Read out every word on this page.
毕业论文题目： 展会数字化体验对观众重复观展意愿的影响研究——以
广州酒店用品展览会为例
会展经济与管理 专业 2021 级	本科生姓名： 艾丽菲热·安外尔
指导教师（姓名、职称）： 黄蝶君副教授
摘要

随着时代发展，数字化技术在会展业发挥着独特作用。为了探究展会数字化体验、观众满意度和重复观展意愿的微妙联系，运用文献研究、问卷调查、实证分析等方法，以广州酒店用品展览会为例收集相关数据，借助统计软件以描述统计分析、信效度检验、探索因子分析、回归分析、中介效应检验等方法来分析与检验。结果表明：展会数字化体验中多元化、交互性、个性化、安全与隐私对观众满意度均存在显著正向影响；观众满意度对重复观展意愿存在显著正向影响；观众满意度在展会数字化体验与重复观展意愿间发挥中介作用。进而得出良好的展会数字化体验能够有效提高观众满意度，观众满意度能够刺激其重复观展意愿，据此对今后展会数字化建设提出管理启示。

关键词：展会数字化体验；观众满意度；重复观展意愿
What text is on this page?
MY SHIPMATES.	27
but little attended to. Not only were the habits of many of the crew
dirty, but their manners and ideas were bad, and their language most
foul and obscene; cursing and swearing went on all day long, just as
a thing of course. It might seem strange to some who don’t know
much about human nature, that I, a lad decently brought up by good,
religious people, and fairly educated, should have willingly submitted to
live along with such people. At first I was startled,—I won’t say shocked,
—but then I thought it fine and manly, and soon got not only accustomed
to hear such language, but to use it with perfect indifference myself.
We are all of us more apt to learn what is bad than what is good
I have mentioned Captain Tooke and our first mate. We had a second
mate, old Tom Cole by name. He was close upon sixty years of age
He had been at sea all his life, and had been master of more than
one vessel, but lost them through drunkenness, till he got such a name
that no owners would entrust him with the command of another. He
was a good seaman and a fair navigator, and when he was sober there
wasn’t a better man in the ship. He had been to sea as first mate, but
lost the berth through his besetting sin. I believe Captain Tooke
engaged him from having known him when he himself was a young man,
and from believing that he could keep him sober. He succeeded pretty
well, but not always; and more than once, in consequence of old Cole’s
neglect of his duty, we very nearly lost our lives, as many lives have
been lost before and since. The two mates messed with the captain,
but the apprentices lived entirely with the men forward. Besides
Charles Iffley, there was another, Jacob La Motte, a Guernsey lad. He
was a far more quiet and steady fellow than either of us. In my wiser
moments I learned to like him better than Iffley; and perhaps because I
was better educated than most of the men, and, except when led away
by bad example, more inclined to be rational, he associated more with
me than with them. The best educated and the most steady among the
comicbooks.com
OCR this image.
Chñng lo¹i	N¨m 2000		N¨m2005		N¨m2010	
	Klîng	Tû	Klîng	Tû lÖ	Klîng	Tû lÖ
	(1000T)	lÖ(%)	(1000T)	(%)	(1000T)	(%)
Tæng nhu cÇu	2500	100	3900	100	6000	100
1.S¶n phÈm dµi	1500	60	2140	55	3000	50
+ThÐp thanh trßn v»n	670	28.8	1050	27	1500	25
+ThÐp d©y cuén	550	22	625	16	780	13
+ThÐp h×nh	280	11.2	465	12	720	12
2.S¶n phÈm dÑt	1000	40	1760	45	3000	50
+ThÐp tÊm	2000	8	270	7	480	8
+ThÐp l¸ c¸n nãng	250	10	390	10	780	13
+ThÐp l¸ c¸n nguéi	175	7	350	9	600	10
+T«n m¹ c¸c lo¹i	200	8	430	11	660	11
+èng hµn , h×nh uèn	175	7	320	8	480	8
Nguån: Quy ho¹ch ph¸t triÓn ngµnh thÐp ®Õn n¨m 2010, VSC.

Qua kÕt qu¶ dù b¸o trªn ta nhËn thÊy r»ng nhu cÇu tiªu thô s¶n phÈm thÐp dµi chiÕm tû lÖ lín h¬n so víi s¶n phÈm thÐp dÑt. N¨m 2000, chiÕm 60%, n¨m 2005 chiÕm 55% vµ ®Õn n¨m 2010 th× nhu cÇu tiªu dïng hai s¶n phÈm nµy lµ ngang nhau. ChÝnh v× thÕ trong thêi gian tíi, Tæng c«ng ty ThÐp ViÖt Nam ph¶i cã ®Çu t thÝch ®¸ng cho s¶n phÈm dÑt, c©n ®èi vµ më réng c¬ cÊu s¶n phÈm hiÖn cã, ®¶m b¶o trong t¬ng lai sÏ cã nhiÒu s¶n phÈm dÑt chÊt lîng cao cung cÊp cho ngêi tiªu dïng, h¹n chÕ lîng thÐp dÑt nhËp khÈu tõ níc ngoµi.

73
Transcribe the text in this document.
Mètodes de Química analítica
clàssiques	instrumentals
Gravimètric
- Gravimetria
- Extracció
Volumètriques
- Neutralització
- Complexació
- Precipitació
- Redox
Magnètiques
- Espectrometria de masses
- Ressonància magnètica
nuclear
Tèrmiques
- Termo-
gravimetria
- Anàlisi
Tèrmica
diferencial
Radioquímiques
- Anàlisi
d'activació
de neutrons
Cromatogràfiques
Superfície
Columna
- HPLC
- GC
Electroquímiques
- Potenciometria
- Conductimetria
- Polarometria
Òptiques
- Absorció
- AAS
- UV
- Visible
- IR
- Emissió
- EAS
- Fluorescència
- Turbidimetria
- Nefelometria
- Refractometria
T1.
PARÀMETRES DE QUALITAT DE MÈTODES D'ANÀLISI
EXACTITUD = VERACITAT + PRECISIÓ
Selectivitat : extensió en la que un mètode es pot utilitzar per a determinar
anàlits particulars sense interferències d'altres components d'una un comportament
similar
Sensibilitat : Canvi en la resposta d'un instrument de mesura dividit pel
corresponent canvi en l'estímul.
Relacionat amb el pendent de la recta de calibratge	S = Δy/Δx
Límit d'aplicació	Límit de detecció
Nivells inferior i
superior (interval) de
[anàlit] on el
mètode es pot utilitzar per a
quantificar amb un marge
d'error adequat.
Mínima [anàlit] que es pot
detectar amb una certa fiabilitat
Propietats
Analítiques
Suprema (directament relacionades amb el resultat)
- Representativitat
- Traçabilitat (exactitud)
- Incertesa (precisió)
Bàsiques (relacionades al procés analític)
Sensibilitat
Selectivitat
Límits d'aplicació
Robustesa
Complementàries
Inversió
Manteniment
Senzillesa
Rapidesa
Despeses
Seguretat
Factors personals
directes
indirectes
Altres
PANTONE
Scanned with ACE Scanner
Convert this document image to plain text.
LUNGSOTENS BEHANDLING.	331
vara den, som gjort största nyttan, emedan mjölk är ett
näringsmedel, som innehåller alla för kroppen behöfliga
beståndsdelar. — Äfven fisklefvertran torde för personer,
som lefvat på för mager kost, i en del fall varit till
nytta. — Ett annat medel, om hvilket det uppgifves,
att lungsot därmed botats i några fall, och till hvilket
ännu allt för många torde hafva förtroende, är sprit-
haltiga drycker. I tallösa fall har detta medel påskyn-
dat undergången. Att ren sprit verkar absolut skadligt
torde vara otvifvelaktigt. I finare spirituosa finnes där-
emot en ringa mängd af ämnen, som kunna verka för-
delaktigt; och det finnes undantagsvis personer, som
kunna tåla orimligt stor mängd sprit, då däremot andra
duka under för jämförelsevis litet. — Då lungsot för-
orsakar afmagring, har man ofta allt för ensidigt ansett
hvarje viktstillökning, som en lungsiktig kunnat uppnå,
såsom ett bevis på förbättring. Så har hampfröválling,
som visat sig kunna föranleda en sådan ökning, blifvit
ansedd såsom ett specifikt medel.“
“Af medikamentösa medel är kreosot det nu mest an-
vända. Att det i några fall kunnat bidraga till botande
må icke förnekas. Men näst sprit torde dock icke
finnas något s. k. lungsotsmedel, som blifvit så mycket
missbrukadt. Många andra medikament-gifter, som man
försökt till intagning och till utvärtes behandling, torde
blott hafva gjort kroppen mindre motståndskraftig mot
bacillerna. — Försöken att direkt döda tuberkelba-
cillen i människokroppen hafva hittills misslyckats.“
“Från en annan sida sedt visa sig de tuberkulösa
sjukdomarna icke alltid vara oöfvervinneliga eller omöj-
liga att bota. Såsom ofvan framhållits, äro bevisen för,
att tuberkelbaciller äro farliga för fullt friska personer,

--

GIVEN INSTRUCTION:
Copy out each line that contains the word "hvilket".

ANSWER TO THE TASK:
nytta. — Ett annat medel, om hvilket det uppgifves,
att lungsot därmed botats i några fall, och till hvilket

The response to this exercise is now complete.